- _WHAT YOU SHOULD DO_: Please put the entries into a numbered list, starting at the line that contains "point <box>188 492 204 504</box>" and stopping after the line that contains "d-alpha: Dα <box>222 114 245 134</box>". Leave out any blank lines.

- _MATERIAL FOR THIS TASK_:
## Start

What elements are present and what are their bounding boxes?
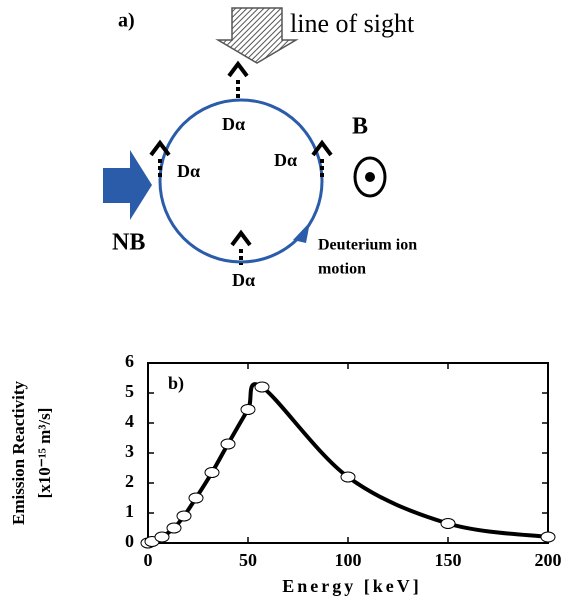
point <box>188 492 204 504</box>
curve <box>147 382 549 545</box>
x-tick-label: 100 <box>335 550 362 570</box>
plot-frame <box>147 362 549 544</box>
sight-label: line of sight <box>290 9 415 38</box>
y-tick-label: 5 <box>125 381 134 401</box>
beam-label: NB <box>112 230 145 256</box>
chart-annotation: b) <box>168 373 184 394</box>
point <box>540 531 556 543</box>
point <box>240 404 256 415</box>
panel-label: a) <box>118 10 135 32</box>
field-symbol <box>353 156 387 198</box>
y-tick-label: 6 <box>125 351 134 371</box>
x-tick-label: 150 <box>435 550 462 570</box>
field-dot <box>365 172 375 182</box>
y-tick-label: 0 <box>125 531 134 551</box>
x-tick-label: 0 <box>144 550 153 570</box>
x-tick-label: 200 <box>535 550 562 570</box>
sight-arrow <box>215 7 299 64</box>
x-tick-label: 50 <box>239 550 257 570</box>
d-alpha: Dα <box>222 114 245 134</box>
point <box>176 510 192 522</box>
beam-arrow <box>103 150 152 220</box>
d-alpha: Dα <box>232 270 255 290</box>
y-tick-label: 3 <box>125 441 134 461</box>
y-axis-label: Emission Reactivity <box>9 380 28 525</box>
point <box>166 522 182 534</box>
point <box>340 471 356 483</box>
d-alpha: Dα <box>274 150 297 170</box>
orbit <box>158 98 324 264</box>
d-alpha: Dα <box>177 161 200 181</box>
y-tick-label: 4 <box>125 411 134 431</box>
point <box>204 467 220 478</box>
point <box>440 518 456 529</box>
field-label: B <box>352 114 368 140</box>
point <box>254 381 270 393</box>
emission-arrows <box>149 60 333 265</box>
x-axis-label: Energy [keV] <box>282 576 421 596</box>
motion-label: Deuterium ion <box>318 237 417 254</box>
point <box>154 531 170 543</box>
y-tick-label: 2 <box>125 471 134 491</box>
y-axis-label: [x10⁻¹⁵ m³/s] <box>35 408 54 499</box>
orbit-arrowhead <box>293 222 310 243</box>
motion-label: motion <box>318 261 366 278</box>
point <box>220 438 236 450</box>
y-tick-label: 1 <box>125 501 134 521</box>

## End
## Start

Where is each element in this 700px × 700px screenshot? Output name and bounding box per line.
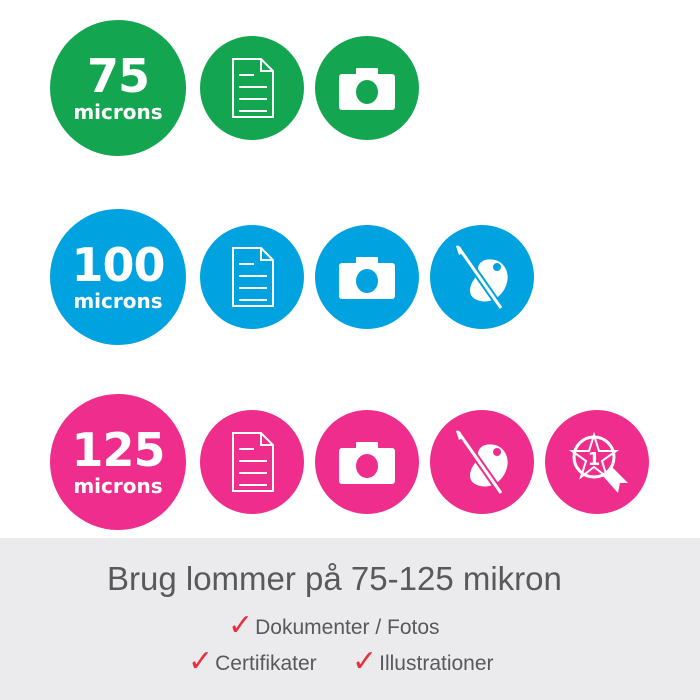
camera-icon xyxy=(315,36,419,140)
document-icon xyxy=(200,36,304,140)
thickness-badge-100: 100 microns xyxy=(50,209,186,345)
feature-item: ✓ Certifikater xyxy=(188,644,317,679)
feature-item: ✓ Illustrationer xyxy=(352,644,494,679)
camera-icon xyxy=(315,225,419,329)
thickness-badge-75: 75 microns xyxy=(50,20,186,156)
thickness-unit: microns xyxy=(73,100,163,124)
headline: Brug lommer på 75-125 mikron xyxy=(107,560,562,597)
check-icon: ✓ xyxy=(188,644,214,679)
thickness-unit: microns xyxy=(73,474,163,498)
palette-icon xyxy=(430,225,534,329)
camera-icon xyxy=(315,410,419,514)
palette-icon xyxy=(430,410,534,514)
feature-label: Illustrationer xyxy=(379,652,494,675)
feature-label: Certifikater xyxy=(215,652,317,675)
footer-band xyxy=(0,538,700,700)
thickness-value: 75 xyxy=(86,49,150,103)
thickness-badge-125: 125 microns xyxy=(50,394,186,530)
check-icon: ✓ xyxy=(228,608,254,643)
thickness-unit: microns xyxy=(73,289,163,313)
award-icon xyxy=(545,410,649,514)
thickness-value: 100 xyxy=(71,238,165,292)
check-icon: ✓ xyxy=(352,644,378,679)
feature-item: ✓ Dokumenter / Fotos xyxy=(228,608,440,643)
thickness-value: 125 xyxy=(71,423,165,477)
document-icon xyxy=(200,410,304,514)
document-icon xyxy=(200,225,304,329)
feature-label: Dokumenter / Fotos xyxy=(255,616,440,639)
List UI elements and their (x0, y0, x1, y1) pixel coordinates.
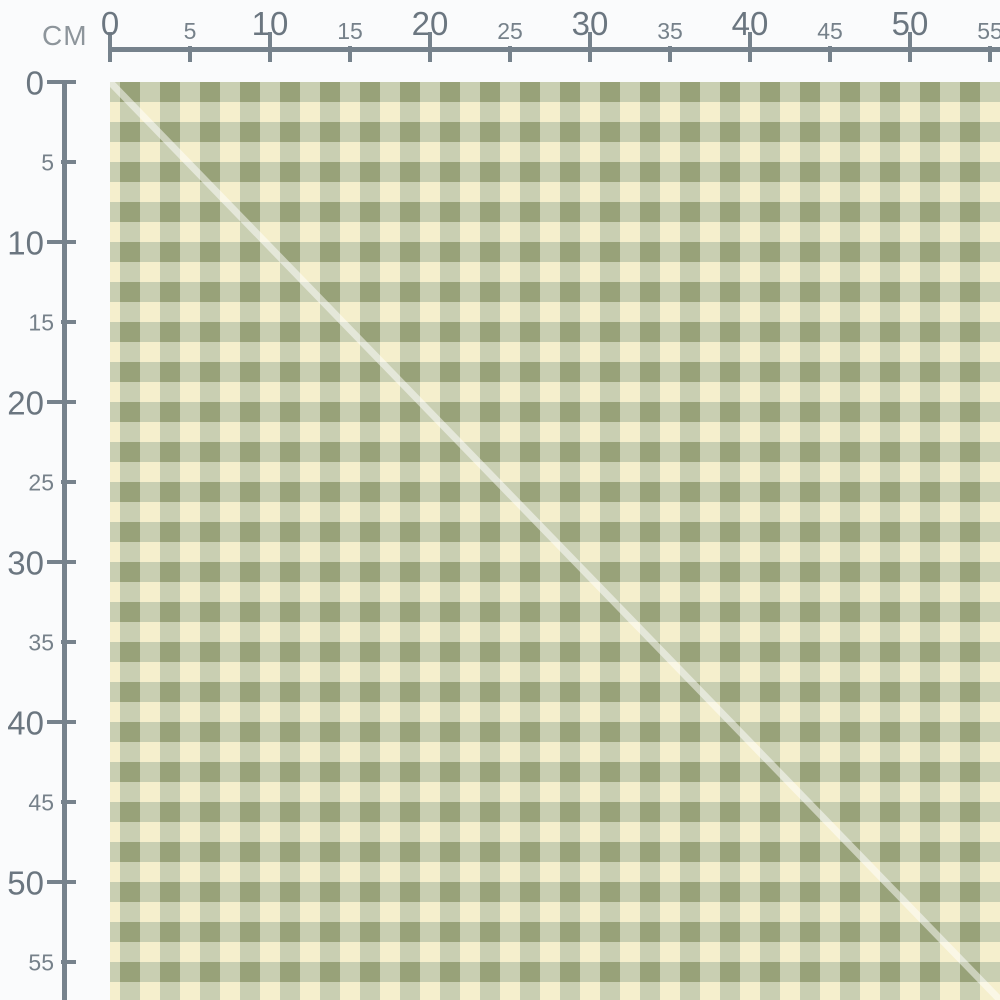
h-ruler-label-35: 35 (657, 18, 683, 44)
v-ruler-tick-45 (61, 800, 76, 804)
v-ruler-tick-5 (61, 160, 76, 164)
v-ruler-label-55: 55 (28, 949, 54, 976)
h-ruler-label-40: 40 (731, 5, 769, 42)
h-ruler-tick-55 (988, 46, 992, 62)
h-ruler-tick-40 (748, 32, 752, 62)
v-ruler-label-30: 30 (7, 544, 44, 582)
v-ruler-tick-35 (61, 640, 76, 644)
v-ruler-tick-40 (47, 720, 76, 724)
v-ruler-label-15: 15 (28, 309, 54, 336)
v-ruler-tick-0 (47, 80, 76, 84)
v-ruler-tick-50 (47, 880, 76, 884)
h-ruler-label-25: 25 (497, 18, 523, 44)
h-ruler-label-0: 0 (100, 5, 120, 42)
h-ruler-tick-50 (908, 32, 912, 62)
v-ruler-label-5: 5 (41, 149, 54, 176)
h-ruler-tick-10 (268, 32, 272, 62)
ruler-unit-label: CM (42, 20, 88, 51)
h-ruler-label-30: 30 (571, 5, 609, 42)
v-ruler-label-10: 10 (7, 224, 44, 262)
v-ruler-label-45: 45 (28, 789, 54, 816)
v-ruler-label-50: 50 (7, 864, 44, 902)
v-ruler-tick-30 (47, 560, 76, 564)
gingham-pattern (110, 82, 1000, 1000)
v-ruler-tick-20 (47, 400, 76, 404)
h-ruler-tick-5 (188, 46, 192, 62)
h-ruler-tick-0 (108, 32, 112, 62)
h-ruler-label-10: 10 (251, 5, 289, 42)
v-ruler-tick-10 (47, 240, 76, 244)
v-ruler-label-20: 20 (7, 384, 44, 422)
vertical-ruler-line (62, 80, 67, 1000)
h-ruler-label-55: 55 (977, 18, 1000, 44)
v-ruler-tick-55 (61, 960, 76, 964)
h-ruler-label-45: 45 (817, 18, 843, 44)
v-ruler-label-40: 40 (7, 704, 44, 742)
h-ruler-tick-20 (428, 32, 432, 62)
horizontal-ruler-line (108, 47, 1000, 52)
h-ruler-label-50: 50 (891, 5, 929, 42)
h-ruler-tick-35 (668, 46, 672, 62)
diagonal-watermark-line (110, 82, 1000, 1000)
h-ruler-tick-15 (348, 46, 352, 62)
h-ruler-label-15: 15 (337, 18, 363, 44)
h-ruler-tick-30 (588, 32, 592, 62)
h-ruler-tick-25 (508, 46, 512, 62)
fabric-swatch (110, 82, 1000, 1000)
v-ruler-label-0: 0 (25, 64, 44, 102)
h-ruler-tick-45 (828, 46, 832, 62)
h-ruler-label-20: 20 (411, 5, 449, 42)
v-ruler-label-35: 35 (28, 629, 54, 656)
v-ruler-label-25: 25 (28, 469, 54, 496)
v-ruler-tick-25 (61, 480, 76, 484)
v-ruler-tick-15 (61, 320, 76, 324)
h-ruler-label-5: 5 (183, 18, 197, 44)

## End

- _SOLUTION TO THIS TASK_:
1. point <box>188 492 204 504</box>
2. curve <box>147 382 549 545</box>
3. x-tick-label: 100 <box>335 550 362 570</box>
4. plot-frame <box>147 362 549 544</box>
5. sight-label: line of sight <box>290 9 415 38</box>
6. y-tick-label: 5 <box>125 381 134 401</box>
7. beam-label: NB <box>112 230 145 256</box>
8. chart-annotation: b) <box>168 373 184 394</box>
9. point <box>540 531 556 543</box>
10. point <box>240 404 256 415</box>
11. panel-label: a) <box>118 10 135 32</box>
12. field-symbol <box>353 156 387 198</box>
13. y-tick-label: 6 <box>125 351 134 371</box>
14. x-tick-label: 150 <box>435 550 462 570</box>
15. field-dot <box>365 172 375 182</box>
16. y-tick-label: 0 <box>125 531 134 551</box>
17. x-tick-label: 0 <box>144 550 153 570</box>
18. x-tick-label: 200 <box>535 550 562 570</box>
19. sight-arrow <box>215 7 299 64</box>
20. x-tick-label: 50 <box>239 550 257 570</box>
21. d-alpha: Dα <box>222 114 245 134</box>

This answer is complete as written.